Sanford v. Commissioner

Sanford H. E. Freund v. Commissioner.
Sanford v. Commissioner
Docket No. 27222.
United States Tax Court
1951 Tax Ct. Memo LEXIS 218; 10 T.C.M. (CCH) 514; T.C.M. (RIA) 51165;
May 28, 1951
Paul R. Russell, Esq., 20 Exchange Pl., New York, N. Y., for the petitioner. Graham Loving, Jr., Esq., for the respondent.

RAUM

Memorandum Findings of Fact and Opinion

The Commissioner asserted a deficiency in income tax against the petitioner for the year 1945 in the amount of $1,819.89, on the ground that a deduction in the amount of $3,154.27 taken on petitioner's return for legal fees and expenses paid in connection with contempt proceedings against him was not allowable under Section 23 (a) of the Internal Revenue Code. By stipulation, the parties have agreed that the amount of the disputed deduction is $3,055.75.

Findings of Fact

The petitioner, who resides in Ridgefield, Connecticut, is a member*219 of a New York law firm, and practices law in New York. He has been associated with that firm and predecessor firms for over thirty years. Although he is also a member of the Connecticut bar, he does not appear to have any office in Connecticut or to carry on any practice in that state. He filed his income tax return for the year 1945 with the collector of internal revenue for the second district of New York.
──────────
**Actions to take**
1. From the tax court memorandum, extract the passage from "United States Tax" up to and including "deduction is $3,055.75.", copying it word for word.
2. Continue the tax court memorandum from the point where it stops.

**A run of records**
──────────
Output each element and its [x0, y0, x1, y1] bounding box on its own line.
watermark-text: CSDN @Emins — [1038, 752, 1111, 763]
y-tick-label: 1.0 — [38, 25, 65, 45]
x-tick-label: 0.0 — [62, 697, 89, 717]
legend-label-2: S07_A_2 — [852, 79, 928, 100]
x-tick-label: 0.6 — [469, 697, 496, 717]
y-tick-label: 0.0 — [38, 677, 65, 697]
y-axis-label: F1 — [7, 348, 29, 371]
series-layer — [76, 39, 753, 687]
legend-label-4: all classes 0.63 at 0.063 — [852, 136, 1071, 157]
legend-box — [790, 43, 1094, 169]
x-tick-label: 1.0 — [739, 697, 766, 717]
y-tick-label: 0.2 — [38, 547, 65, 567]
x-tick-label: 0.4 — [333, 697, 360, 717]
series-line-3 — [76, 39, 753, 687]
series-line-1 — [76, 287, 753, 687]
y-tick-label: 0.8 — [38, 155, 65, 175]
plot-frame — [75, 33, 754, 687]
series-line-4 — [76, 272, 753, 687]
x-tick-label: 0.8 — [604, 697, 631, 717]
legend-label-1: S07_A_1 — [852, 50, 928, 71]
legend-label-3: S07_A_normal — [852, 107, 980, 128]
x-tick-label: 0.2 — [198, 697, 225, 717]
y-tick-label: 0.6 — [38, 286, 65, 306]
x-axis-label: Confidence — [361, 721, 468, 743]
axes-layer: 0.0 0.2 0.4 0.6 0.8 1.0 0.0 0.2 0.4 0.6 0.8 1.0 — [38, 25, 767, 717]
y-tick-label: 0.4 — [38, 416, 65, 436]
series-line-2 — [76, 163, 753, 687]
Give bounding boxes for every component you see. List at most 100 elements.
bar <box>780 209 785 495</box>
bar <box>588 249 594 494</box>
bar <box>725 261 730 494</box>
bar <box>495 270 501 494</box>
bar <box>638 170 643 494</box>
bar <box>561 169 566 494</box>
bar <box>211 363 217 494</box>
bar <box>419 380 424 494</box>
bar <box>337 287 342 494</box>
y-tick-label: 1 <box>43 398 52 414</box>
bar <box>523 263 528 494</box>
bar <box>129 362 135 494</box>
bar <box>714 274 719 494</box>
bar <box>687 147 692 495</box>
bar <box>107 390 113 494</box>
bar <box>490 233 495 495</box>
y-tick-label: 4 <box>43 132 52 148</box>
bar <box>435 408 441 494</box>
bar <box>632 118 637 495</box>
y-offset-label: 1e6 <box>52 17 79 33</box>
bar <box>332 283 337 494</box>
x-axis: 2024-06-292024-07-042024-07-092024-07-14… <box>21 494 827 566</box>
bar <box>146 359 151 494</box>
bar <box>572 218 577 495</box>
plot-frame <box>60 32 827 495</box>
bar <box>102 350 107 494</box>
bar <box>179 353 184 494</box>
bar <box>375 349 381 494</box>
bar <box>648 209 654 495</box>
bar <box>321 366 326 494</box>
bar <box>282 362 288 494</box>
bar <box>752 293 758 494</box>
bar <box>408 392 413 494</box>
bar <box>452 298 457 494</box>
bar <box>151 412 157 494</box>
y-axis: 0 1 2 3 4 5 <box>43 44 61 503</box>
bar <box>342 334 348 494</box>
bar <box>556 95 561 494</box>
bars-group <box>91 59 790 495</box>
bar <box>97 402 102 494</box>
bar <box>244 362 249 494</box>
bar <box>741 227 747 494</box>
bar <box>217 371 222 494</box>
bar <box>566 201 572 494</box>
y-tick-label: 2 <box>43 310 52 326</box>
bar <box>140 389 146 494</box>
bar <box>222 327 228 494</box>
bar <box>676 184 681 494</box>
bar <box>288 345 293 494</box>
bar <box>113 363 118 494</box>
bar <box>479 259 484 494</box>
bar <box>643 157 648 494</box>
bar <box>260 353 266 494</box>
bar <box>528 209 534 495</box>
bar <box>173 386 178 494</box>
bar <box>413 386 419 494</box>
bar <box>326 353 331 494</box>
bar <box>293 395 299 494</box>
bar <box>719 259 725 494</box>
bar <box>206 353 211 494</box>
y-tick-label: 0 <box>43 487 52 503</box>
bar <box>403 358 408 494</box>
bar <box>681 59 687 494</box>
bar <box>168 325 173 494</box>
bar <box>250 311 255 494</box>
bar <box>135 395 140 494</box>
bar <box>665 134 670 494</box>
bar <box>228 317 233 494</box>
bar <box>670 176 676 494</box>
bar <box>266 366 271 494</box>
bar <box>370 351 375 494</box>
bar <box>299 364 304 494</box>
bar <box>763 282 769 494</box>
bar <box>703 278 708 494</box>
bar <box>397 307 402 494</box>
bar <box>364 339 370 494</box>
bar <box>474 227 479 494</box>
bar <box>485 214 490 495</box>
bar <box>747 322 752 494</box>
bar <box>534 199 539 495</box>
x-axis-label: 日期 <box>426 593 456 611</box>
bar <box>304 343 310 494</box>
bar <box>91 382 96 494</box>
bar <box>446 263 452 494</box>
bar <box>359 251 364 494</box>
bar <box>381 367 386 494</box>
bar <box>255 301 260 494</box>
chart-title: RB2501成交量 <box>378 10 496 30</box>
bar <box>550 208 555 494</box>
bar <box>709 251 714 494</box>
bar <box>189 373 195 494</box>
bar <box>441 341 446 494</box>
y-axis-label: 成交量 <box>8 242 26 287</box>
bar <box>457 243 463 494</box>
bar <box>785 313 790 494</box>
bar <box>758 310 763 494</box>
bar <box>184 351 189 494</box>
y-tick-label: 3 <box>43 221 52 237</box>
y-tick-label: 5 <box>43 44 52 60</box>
──────────
**Outputs by task**
1.
United States Tax Court
1951 Tax Ct. Memo LEXIS 218; 10 T.C.M. (CCH) 514; T.C.M. (RIA) 51165;
May 28, 1951
Paul R. Russell, Esq., 20 Exchange Pl., New York, N. Y., for the petitioner. Graham Loving, Jr., Esq., for the respondent.

RAUM

Memorandum Findings of Fact and Opinion

The Commissioner asserted a deficiency in income tax against the petitioner for the year 1945 in the amount of $1,819.89, on the ground that a deduction in the amount of $3,154.27 taken on petitioner's return for legal fees and expenses paid in connection with contempt proceedings against him was not allowable under Section 23 (a) of the Internal Revenue Code. By stipulation, the parties have agreed that the amount of the disputed deduction is $3,055.75.

2.
In 1941 petitioner married Frances Burns, who, three years earlier, had divorced her husband, Dr. Henry T. Burns, in the New York Supreme Court. The final divorce decree included provisions for the custody of their two girls, the issue of the marriage, then aged five and three; in general it awarded custody to the father during the part of the year that the children would be required to attend school. These provisions have been amended from time to time, and repeated controversies have existed between the divorced parties over the custody of the children. On March 9, 1942, Dr. Burns obtained an order in the New York Supreme Court against Mrs. Freund adjudging her in contempt for her wilful failure to return the children to him in accordance with the provisions of the decree, *220 as amended.

On June 29, 1942, the divorce decree was again amended, so as to award "sole custody" of the children to Dr. Burns, with the right in Mrs. Freund to have the children at her residence (in Ridgefield, Connecticut) during specified portions of certain vacations. Thereafter, a further controversy arose by reason of Mrs. Freund's refusal to permit Dr. Burns to take the children, when he called at Mr. and Mrs. Freund's Connecticut home for that purpose on October 3, 1943. Dr. Burns was then entitled to the custody of the children under the order of the New York court, as it then stood. At the same time, on October 3, 1943, there was present at the Freund residence the town constable, who served Dr. Burns with a writ of habeas corpus, returnable in Connecticut, November 5, 1943. The writ had been issued pursuant to a petition filed by Mrs. Freund in a Connecticut court, in which she swore that the children were then being "without law or right, confined and detained by Henry Thomas Burns, their father, contrary to the welfare of the said minors." That allegation was not true, because the children were then in Mrs. Freund's possession. Proceedings were thereafter had in the*221 Connecticut courts, and those courts refused to interfere with the custody orders of the New York court, or to enter any other orders inconsistent with the New York decree. Freund v. Burns, 131 Conn. 380">131 Conn. 380, 40 A.2d 754">40 A. 2d 754. Although Mrs. Freund was represented in the Connecticut proceedings by Smith & Devine, attorneys of Norwalk, Connecticut, petitioner had also entered an appearance and had participated to some extent in that litigation. He never received any fee for his services.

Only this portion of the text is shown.